The task: Report, as a bare number, how many lines of the material below contain the word "structure".

<<<<

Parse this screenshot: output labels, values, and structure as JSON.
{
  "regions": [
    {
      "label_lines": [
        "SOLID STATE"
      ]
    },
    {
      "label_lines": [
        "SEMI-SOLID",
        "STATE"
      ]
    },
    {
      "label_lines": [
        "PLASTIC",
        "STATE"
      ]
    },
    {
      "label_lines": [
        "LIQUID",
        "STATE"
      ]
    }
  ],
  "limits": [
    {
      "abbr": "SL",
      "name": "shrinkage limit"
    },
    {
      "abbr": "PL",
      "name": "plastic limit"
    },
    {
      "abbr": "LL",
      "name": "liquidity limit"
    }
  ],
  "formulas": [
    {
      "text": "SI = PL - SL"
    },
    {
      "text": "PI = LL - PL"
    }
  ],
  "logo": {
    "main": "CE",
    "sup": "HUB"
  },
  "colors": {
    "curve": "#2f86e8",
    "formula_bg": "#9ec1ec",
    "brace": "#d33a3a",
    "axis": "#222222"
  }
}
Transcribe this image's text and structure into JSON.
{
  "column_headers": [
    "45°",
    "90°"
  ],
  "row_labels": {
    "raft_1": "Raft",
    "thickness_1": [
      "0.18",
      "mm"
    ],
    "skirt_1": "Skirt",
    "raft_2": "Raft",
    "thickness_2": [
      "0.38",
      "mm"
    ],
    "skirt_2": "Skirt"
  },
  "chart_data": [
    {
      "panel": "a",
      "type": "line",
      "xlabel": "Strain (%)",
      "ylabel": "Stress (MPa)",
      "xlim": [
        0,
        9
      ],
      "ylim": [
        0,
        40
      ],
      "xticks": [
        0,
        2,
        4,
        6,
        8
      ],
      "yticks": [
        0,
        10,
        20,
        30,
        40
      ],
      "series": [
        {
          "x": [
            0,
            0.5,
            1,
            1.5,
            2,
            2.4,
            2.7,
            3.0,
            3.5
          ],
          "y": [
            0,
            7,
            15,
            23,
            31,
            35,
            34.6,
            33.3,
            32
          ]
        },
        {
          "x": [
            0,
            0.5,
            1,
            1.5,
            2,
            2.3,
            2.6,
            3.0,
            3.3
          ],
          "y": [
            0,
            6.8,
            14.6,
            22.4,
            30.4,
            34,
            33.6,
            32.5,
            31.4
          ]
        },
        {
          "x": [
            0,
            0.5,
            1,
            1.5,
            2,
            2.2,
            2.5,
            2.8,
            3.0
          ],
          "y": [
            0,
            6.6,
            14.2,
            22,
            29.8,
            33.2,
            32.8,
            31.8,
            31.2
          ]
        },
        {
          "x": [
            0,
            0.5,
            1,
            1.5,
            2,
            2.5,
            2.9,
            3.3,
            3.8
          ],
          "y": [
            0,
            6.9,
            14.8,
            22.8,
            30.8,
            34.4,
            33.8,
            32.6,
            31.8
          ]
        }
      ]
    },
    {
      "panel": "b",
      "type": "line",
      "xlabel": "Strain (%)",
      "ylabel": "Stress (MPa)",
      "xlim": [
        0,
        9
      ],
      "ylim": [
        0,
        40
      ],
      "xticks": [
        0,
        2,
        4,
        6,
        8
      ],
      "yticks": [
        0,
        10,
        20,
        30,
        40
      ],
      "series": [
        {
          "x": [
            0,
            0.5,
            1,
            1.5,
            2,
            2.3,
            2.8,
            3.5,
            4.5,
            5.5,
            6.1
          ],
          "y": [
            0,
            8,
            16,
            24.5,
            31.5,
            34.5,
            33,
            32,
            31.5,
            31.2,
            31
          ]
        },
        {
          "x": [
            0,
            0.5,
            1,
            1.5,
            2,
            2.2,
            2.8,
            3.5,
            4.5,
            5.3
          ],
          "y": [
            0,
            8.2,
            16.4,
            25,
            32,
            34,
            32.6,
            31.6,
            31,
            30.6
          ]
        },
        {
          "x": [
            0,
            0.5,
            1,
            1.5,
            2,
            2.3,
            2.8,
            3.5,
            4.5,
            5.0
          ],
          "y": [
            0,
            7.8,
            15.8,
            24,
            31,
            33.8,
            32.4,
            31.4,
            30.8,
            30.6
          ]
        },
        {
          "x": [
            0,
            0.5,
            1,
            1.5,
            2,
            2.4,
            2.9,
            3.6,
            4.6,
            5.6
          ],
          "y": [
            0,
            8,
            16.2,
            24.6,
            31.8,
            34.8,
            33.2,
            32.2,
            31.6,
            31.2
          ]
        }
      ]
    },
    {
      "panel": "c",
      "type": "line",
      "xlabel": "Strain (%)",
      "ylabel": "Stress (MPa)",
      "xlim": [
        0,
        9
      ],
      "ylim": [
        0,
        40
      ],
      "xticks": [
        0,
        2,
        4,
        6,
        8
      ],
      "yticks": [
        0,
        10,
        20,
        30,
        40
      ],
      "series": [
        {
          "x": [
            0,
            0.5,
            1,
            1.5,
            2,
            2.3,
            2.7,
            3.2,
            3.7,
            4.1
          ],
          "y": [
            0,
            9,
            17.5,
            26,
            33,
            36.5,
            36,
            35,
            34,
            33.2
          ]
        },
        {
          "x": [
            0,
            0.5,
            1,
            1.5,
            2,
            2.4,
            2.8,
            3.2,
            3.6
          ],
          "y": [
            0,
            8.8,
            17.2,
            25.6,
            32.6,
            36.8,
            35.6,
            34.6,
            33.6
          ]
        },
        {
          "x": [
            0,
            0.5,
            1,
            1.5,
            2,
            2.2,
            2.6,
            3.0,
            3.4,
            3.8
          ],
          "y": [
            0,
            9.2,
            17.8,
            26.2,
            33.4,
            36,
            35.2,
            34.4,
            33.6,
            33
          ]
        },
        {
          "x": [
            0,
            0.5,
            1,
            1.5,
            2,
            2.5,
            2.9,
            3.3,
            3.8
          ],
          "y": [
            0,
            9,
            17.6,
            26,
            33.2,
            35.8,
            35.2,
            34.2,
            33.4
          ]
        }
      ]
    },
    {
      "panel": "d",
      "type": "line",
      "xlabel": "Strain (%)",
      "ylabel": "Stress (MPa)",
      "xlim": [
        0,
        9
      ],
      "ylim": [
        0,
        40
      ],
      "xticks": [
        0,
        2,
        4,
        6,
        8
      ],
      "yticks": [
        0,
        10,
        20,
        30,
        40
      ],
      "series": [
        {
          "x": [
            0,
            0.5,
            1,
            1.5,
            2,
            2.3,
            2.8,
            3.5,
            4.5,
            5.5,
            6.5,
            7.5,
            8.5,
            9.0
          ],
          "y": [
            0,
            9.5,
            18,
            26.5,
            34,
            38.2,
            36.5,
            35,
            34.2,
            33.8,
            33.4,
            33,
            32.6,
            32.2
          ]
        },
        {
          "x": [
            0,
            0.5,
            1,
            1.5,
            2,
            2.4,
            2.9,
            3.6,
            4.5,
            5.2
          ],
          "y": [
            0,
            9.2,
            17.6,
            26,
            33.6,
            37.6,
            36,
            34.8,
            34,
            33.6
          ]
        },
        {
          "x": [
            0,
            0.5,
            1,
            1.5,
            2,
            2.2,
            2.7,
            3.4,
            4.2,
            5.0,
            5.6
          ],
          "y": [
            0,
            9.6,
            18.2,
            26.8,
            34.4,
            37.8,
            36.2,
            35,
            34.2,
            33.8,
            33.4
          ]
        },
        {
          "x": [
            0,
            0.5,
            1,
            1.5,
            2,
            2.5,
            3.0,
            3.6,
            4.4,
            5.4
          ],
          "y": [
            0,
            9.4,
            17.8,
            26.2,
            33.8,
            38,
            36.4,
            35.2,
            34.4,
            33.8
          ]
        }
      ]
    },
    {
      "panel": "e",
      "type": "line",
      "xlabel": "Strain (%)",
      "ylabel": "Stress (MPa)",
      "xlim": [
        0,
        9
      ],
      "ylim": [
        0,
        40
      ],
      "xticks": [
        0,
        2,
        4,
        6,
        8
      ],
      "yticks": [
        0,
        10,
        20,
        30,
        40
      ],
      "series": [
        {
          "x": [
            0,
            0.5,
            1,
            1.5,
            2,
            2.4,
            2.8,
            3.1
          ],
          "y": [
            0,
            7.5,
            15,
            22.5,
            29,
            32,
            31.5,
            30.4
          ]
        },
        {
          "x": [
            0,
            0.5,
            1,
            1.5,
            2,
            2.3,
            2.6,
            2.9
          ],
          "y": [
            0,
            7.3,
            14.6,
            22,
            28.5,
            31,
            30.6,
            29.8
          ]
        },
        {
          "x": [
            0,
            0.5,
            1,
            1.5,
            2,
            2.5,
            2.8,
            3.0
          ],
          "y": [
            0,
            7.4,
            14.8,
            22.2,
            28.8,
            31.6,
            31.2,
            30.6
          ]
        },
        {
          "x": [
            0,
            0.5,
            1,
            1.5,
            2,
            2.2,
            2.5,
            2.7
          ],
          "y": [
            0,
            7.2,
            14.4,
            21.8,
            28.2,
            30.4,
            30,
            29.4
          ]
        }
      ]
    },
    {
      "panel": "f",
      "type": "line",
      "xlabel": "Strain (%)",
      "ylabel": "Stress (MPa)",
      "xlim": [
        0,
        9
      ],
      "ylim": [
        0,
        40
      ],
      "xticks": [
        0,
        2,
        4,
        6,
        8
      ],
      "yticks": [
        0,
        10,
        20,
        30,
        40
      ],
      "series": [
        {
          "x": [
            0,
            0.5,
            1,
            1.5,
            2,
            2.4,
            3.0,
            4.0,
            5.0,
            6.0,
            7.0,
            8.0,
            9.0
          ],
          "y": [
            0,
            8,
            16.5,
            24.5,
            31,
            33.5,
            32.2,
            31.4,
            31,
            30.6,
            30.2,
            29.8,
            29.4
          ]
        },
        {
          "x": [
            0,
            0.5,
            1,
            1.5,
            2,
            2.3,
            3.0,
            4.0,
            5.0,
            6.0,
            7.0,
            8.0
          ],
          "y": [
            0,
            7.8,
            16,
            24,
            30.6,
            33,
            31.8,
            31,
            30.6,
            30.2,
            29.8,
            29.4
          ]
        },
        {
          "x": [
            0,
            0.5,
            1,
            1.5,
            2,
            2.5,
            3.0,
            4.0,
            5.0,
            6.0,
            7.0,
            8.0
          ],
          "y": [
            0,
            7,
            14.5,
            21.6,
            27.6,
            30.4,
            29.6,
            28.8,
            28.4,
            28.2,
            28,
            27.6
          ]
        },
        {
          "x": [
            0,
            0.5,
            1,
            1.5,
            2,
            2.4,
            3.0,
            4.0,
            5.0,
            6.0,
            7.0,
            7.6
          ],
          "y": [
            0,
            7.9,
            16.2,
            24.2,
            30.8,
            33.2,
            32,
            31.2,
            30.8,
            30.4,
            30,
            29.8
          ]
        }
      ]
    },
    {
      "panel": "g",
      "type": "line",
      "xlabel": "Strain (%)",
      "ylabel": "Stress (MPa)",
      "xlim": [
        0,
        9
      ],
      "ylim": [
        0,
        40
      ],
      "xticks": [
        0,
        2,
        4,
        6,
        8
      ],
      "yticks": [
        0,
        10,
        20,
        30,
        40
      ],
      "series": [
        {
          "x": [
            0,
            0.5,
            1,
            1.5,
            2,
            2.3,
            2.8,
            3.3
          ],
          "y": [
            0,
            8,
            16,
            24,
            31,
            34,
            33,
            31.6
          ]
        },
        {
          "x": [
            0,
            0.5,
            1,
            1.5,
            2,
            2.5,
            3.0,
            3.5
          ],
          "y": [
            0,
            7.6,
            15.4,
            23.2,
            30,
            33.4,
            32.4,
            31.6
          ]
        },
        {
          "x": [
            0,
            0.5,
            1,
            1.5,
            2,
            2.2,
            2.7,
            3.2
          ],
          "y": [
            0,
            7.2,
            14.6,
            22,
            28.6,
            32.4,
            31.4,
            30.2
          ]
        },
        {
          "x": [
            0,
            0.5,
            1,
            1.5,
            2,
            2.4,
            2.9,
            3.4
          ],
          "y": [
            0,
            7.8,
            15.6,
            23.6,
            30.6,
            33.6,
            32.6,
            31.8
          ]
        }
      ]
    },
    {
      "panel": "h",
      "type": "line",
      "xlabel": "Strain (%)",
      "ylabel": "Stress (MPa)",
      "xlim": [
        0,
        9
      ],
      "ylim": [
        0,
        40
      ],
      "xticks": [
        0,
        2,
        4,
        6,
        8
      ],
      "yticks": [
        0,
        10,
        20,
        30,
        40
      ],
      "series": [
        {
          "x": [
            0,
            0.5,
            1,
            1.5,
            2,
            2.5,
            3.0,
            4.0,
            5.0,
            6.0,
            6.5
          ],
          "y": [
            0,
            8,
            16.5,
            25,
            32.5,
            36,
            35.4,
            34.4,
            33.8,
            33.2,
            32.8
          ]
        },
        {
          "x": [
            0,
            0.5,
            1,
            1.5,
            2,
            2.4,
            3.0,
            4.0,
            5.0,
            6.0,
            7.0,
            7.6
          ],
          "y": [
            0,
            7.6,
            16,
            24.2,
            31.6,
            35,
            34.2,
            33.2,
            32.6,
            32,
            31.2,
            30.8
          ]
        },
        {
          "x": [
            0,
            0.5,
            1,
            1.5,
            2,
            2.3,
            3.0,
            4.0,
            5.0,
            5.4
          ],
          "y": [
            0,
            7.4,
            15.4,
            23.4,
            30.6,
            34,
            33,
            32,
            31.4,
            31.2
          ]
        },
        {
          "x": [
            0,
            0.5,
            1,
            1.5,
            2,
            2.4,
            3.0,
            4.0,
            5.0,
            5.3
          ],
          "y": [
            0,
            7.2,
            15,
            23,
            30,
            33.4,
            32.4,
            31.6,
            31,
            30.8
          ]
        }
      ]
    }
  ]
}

>>>>

Solution below: 2